# INSTRUCTIONS TO FOLLOW
Set down every record once more, exactly as given.

==== EXTRACTED RECORDS ====

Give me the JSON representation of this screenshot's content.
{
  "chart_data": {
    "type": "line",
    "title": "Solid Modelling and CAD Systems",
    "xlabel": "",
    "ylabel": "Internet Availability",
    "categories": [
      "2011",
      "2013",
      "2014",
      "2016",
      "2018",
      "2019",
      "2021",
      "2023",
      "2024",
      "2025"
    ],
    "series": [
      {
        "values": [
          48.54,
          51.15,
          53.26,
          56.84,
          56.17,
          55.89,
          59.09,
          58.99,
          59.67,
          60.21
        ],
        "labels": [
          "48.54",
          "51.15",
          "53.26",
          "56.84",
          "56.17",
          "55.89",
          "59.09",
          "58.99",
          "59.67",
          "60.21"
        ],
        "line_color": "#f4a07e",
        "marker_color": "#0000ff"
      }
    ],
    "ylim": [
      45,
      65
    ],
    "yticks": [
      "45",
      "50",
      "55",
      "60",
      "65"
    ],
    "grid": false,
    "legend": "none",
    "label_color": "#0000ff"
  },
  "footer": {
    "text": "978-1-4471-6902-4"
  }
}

====

# SOLVED PROBLEM
Give me the JSON representation of this screenshot's content.
{
  "chart_data": {
    "type": "line",
    "title": "Solid Modelling and CAD Systems",
    "xlabel": "",
    "ylabel": "Internet Availability",
    "categories": [
      "2011",
      "2013",
      "2014",
      "2016",
      "2018",
      "2019",
      "2021",
      "2023",
      "2024",
      "2025"
    ],
    "series": [
      {
        "values": [
          48.54,
          51.15,
          53.26,
          56.84,
          56.17,
          55.89,
          59.09,
          58.99,
          59.67,
          60.21
        ],
        "labels": [
          "48.54",
          "51.15",
          "53.26",
          "56.84",
          "56.17",
          "55.89",
          "59.09",
          "58.99",
          "59.67",
          "60.21"
        ],
        "line_color": "#f4a07e",
        "marker_color": "#0000ff"
      }
    ],
    "ylim": [
      45,
      65
    ],
    "yticks": [
      "45",
      "50",
      "55",
      "60",
      "65"
    ],
    "grid": false,
    "legend": "none",
    "label_color": "#0000ff"
  },
  "footer": {
    "text": "978-1-4471-6902-4"
  }
}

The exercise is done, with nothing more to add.